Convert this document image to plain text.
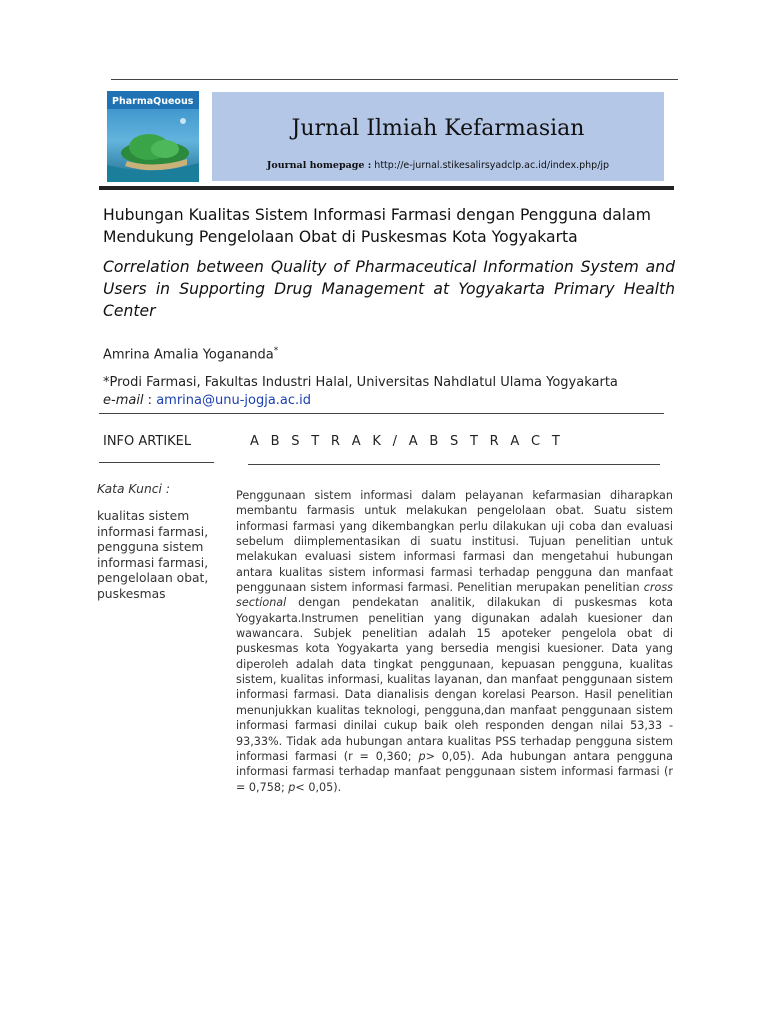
PharmaQueous
Jurnal Ilmiah Kefarmasian
Journal homepage : http://e-jurnal.stikesalirsyadclp.ac.id/index.php/jp
Hubungan Kualitas Sistem Informasi Farmasi dengan Pengguna dalam Mendukung Pengelolaan Obat di Puskesmas Kota Yogyakarta
Correlation between Quality of Pharmaceutical Information System and Users in Supporting Drug Management at Yogyakarta Primary Health Center
Amrina Amalia Yogananda*
*Prodi Farmasi, Fakultas Industri Halal, Universitas Nahdlatul Ulama Yogyakarta
e-mail : amrina@unu-jogja.ac.id
INFO ARTIKEL	A B S T R A K / A B S T R A C T
Kata Kunci :
kualitas sistem informasi farmasi, pengguna sistem informasi farmasi, pengelolaan obat, puskesmas
Penggunaan sistem informasi dalam pelayanan kefarmasian diharapkan membantu farmasis untuk melakukan pengelolaan obat. Suatu sistem informasi farmasi yang dikembangkan perlu dilakukan uji coba dan evaluasi sebelum diimplementasikan di suatu institusi. Tujuan penelitian untuk melakukan evaluasi sistem informasi farmasi dan mengetahui hubungan antara kualitas sistem informasi farmasi terhadap pengguna dan manfaat penggunaan sistem informasi farmasi. Penelitian merupakan penelitian cross sectional dengan pendekatan analitik, dilakukan di puskesmas kota Yogyakarta.Instrumen penelitian yang digunakan adalah kuesioner dan wawancara. Subjek penelitian adalah 15 apoteker pengelola obat di puskesmas kota Yogyakarta yang bersedia mengisi kuesioner. Data yang diperoleh adalah data tingkat penggunaan, kepuasan pengguna, kualitas sistem, kualitas informasi, kualitas layanan, dan manfaat penggunaan sistem informasi farmasi. Data dianalisis dengan korelasi Pearson. Hasil penelitian menunjukkan kualitas teknologi, pengguna,dan manfaat penggunaan sistem informasi farmasi dinilai cukup baik oleh responden dengan nilai 53,33 - 93,33%. Tidak ada hubungan antara kualitas PSS terhadap pengguna sistem informasi farmasi (r = 0,360; p> 0,05). Ada hubungan antara pengguna informasi farmasi terhadap manfaat penggunaan sistem informasi farmasi (r = 0,758; p< 0,05).
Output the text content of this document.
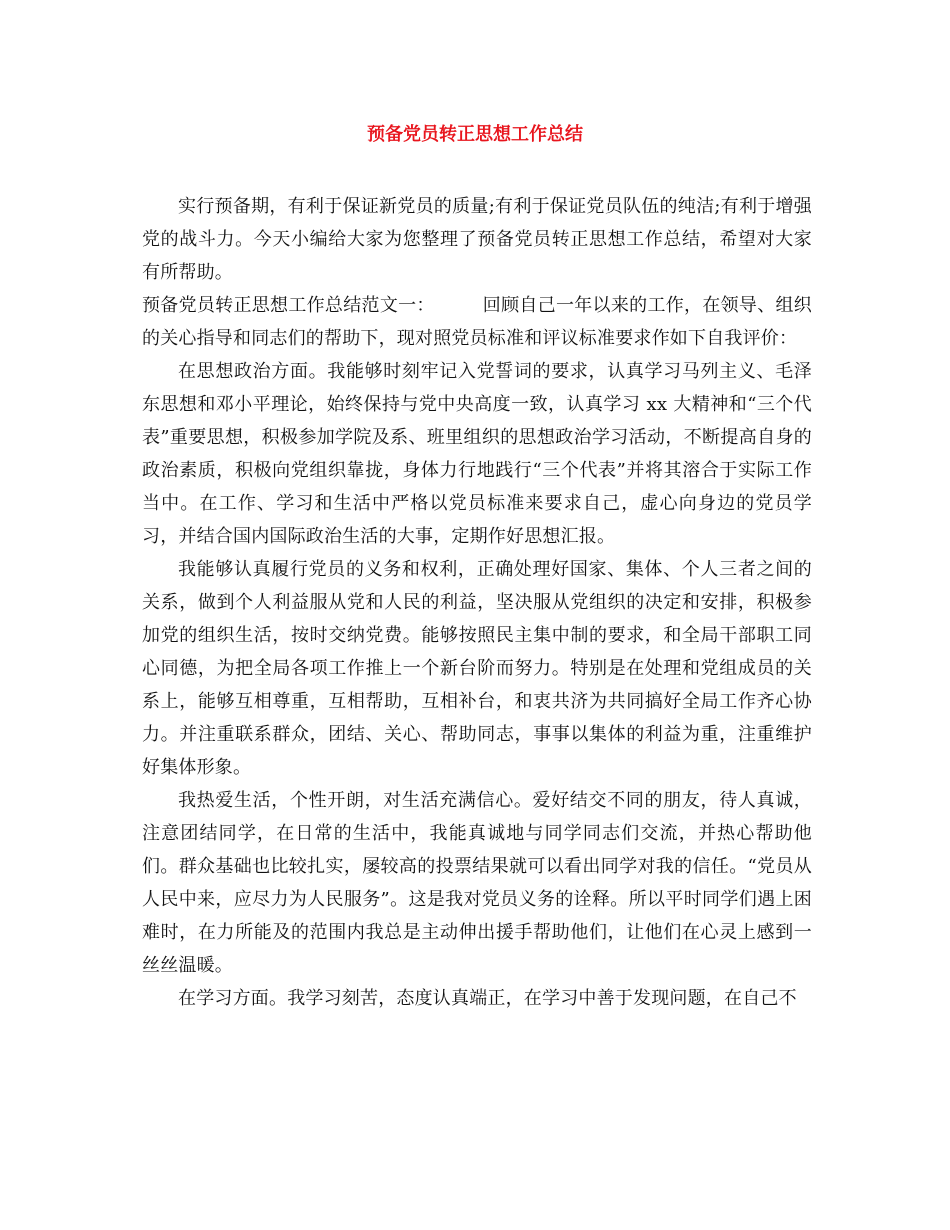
预备党员转正思想工作总结

实行预备期，有利于保证新党员的质量;有利于保证党员队伍的纯洁;有利于增强党的战斗力。今天小编给大家为您整理了预备党员转正思想工作总结，希望对大家有所帮助。

预备党员转正思想工作总结范文一：	回顾自己一年以来的工作，在领导、组织的关心指导和同志们的帮助下，现对照党员标准和评议标准要求作如下自我评价：

在思想政治方面。我能够时刻牢记入党誓词的要求，认真学习马列主义、毛泽东思想和邓小平理论，始终保持与党中央高度一致，认真学习 xx 大精神和“三个代表”重要思想，积极参加学院及系、班里组织的思想政治学习活动，不断提高自身的政治素质，积极向党组织靠拢，身体力行地践行“三个代表”并将其溶合于实际工作当中。在工作、学习和生活中严格以党员标准来要求自己，虚心向身边的党员学习，并结合国内国际政治生活的大事，定期作好思想汇报。

我能够认真履行党员的义务和权利，正确处理好国家、集体、个人三者之间的关系，做到个人利益服从党和人民的利益，坚决服从党组织的决定和安排，积极参加党的组织生活，按时交纳党费。能够按照民主集中制的要求，和全局干部职工同心同德，为把全局各项工作推上一个新台阶而努力。特别是在处理和党组成员的关系上，能够互相尊重，互相帮助，互相补台，和衷共济为共同搞好全局工作齐心协力。并注重联系群众，团结、关心、帮助同志，事事以集体的利益为重，注重维护好集体形象。

我热爱生活，个性开朗，对生活充满信心。爱好结交不同的朋友，待人真诚，注意团结同学，在日常的生活中，我能真诚地与同学同志们交流，并热心帮助他们。群众基础也比较扎实，屡较高的投票结果就可以看出同学对我的信任。“党员从人民中来，应尽力为人民服务”。这是我对党员义务的诠释。所以平时同学们遇上困难时，在力所能及的范围内我总是主动伸出援手帮助他们，让他们在心灵上感到一丝丝温暖。

在学习方面。我学习刻苦，态度认真端正，在学习中善于发现问题，在自己不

* WHAT NEEDS TO BE DONE
Find every line in the records that has the string "text", then state how many there are and nothing else.

* THE COMPLETED TASK
2